START Excerpted data

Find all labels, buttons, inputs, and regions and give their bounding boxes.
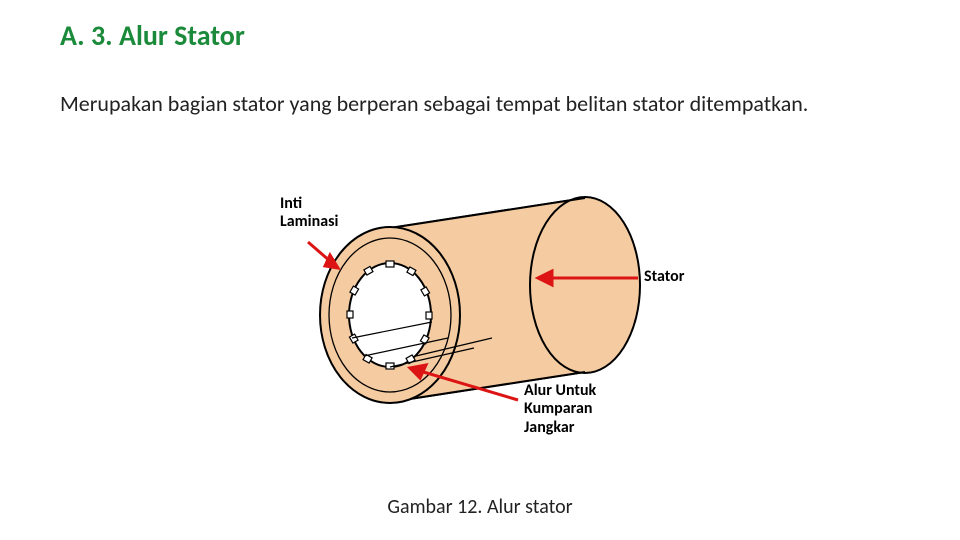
figure-caption: Gambar 12. Alur stator <box>0 495 960 519</box>
label-alur-2: Kumparan <box>524 399 592 418</box>
label-inti: Inti <box>280 194 302 213</box>
label-laminasi: Laminasi <box>280 212 338 231</box>
label-alur-1: Alur Untuk <box>524 381 596 400</box>
section-heading: A. 3. Alur Stator <box>60 18 245 53</box>
label-alur-3: Jangkar <box>524 418 574 437</box>
stator-diagram: Inti Laminasi Stator Alur Untuk Kumparan… <box>240 170 700 480</box>
label-stator: Stator <box>644 268 684 286</box>
section-description: Merupakan bagian stator yang berperan se… <box>60 90 900 118</box>
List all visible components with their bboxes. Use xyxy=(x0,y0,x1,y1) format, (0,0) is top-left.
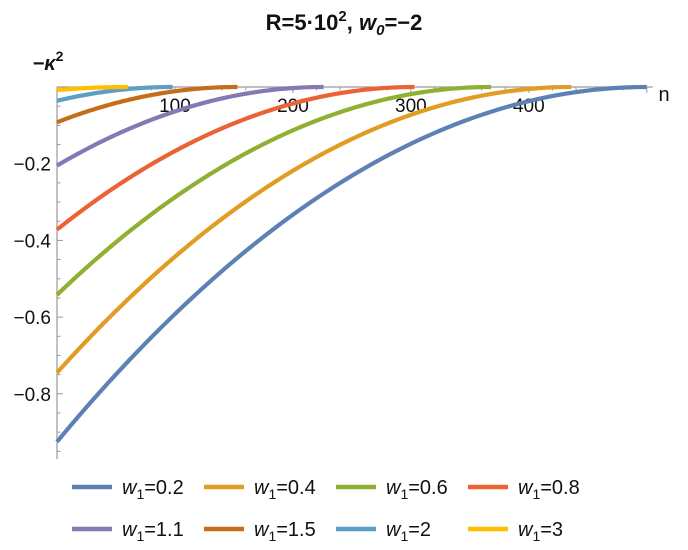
legend-label: w1=0.4 xyxy=(254,477,316,502)
series-line-5 xyxy=(55,84,324,168)
legend-label-value: =0.2 xyxy=(144,477,183,499)
legend-label-sub: 1 xyxy=(532,528,540,544)
y-label-exponent: 2 xyxy=(56,48,64,64)
legend-label-value: =0.4 xyxy=(276,477,315,499)
legend-label-sub: 1 xyxy=(400,528,408,544)
legend-label-var: w xyxy=(518,477,534,499)
y-axis-label: −κ2 xyxy=(33,48,64,75)
legend-label-value: =1.5 xyxy=(276,519,315,541)
legend-label-value: =1.1 xyxy=(144,519,183,541)
legend: w1=0.2 w1=0.4 w1=0.6 w1=0.8w1=1.1 w1=1.5 w1=2… xyxy=(72,477,580,544)
y-tick-label: −0.6 xyxy=(13,308,51,329)
title-w: w xyxy=(359,10,378,35)
legend-label-value: =0.6 xyxy=(408,477,447,499)
y-tick-label: −0.8 xyxy=(13,385,51,406)
series-line-7 xyxy=(56,84,174,103)
legend-label-sub: 1 xyxy=(136,528,144,544)
chart-title-text: R=5·102, w0=−2 xyxy=(266,8,423,39)
title-suffix: =−2 xyxy=(384,10,422,35)
series-line-4 xyxy=(55,84,415,232)
legend-label-sub: 1 xyxy=(268,528,276,544)
legend-label-var: w xyxy=(518,519,534,541)
legend-label-var: w xyxy=(386,519,402,541)
legend-label-sub: 1 xyxy=(136,486,144,502)
series-line-6 xyxy=(56,84,238,125)
legend-label-sub: 1 xyxy=(400,486,408,502)
legend-label-var: w xyxy=(122,477,138,499)
legend-label: w1=0.6 xyxy=(386,477,448,502)
x-axis-label: n xyxy=(658,84,669,106)
chart-title: R=5·102, w0=−2 xyxy=(266,8,423,39)
legend-label-value: =3 xyxy=(540,519,563,541)
y-label-base: −κ xyxy=(33,53,58,75)
legend-label: w1=3 xyxy=(518,519,563,544)
curves xyxy=(55,84,647,444)
legend-label-var: w xyxy=(254,477,270,499)
title-separator: , xyxy=(347,10,359,35)
legend-label: w1=2 xyxy=(386,519,431,544)
legend-label: w1=1.5 xyxy=(254,519,316,544)
y-tick-label: −0.4 xyxy=(13,231,51,252)
legend-label-value: =2 xyxy=(408,519,431,541)
legend-label-sub: 1 xyxy=(268,486,276,502)
title-w-subscript: 0 xyxy=(376,22,385,39)
legend-label-var: w xyxy=(122,519,138,541)
series-line-3 xyxy=(55,84,492,297)
series-line-2 xyxy=(55,84,572,375)
legend-label-var: w xyxy=(386,477,402,499)
legend-label: w1=0.2 xyxy=(122,477,184,502)
series-line-1 xyxy=(55,84,647,444)
title-prefix: R=5·10 xyxy=(266,10,339,35)
y-tick-label: −0.2 xyxy=(13,155,51,176)
legend-label: w1=0.8 xyxy=(518,477,580,502)
series-line-8 xyxy=(55,84,129,93)
legend-label: w1=1.1 xyxy=(122,519,184,544)
legend-label-value: =0.8 xyxy=(540,477,579,499)
legend-label-sub: 1 xyxy=(532,486,540,502)
legend-label-var: w xyxy=(254,519,270,541)
title-exponent: 2 xyxy=(338,8,346,25)
x-tick-label: 100 xyxy=(159,96,191,117)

END Excerpted data

Reproduce every line of the data above verbatim, omitting the pictures.

Find all labels, buttons, inputs, and regions and give their bounding boxes.
figure-caption: Gambar 12. Alur stator <box>0 495 960 519</box>
label-alur-2: Kumparan <box>524 399 592 418</box>
label-inti: Inti <box>280 194 302 213</box>
label-laminasi: Laminasi <box>280 212 338 231</box>
label-alur-1: Alur Untuk <box>524 381 596 400</box>
section-heading: A. 3. Alur Stator <box>60 18 245 53</box>
label-alur-3: Jangkar <box>524 418 574 437</box>
stator-diagram: Inti Laminasi Stator Alur Untuk Kumparan… <box>240 170 700 480</box>
label-stator: Stator <box>644 268 684 286</box>
section-description: Merupakan bagian stator yang berperan se… <box>60 90 900 118</box>
List all visible components with their bboxes. Use xyxy=(x0,y0,x1,y1) format, (0,0) is top-left.
legend-label: w1=0.4 xyxy=(254,477,316,502)
series-line-5 xyxy=(55,84,324,168)
legend-label-value: =0.2 xyxy=(144,477,183,499)
legend-label-sub: 1 xyxy=(532,528,540,544)
y-label-exponent: 2 xyxy=(56,48,64,64)
legend-label-value: =0.4 xyxy=(276,477,315,499)
legend-label-sub: 1 xyxy=(400,528,408,544)
legend-label-var: w xyxy=(518,477,534,499)
y-axis-label: −κ2 xyxy=(33,48,64,75)
legend-label-value: =1.5 xyxy=(276,519,315,541)
legend-label-value: =1.1 xyxy=(144,519,183,541)
legend: w1=0.2 w1=0.4 w1=0.6 w1=0.8w1=1.1 w1=1.5 w1=2… xyxy=(72,477,580,544)
y-tick-label: −0.6 xyxy=(13,308,51,329)
title-w: w xyxy=(359,10,378,35)
legend-label-value: =0.6 xyxy=(408,477,447,499)
y-tick-label: −0.8 xyxy=(13,385,51,406)
series-line-7 xyxy=(56,84,174,103)
legend-label-sub: 1 xyxy=(136,528,144,544)
chart-title-text: R=5·102, w0=−2 xyxy=(266,8,423,39)
title-suffix: =−2 xyxy=(384,10,422,35)
series-line-4 xyxy=(55,84,415,232)
legend-label-sub: 1 xyxy=(268,528,276,544)
legend-label-var: w xyxy=(518,519,534,541)
legend-label-var: w xyxy=(386,519,402,541)
legend-label-sub: 1 xyxy=(136,486,144,502)
series-line-6 xyxy=(56,84,238,125)
legend-label-sub: 1 xyxy=(400,486,408,502)
legend-label-var: w xyxy=(122,477,138,499)
legend-label: w1=0.6 xyxy=(386,477,448,502)
x-axis-label: n xyxy=(658,84,669,106)
chart-title: R=5·102, w0=−2 xyxy=(266,8,423,39)
legend-label-value: =3 xyxy=(540,519,563,541)
y-label-base: −κ xyxy=(33,53,58,75)
legend-label: w1=3 xyxy=(518,519,563,544)
curves xyxy=(55,84,647,444)
legend-label-var: w xyxy=(254,477,270,499)
title-separator: , xyxy=(347,10,359,35)
legend-label: w1=2 xyxy=(386,519,431,544)
legend-label: w1=1.5 xyxy=(254,519,316,544)
y-tick-label: −0.4 xyxy=(13,231,51,252)
legend-label-value: =2 xyxy=(408,519,431,541)
legend-label-sub: 1 xyxy=(268,486,276,502)
title-w-subscript: 0 xyxy=(376,22,385,39)
legend-label-var: w xyxy=(122,519,138,541)
series-line-3 xyxy=(55,84,492,297)
series-line-2 xyxy=(55,84,572,375)
legend-label-var: w xyxy=(386,477,402,499)
legend-label: w1=0.2 xyxy=(122,477,184,502)
series-line-1 xyxy=(55,84,647,444)
title-prefix: R=5·10 xyxy=(266,10,339,35)
y-tick-label: −0.2 xyxy=(13,155,51,176)
legend-label: w1=0.8 xyxy=(518,477,580,502)
series-line-8 xyxy=(55,84,129,93)
legend-label: w1=1.1 xyxy=(122,519,184,544)
legend-label-value: =0.8 xyxy=(540,477,579,499)
legend-label-sub: 1 xyxy=(532,486,540,502)
legend-label-var: w xyxy=(254,519,270,541)
title-exponent: 2 xyxy=(338,8,346,25)
x-tick-label: 100 xyxy=(159,96,191,117)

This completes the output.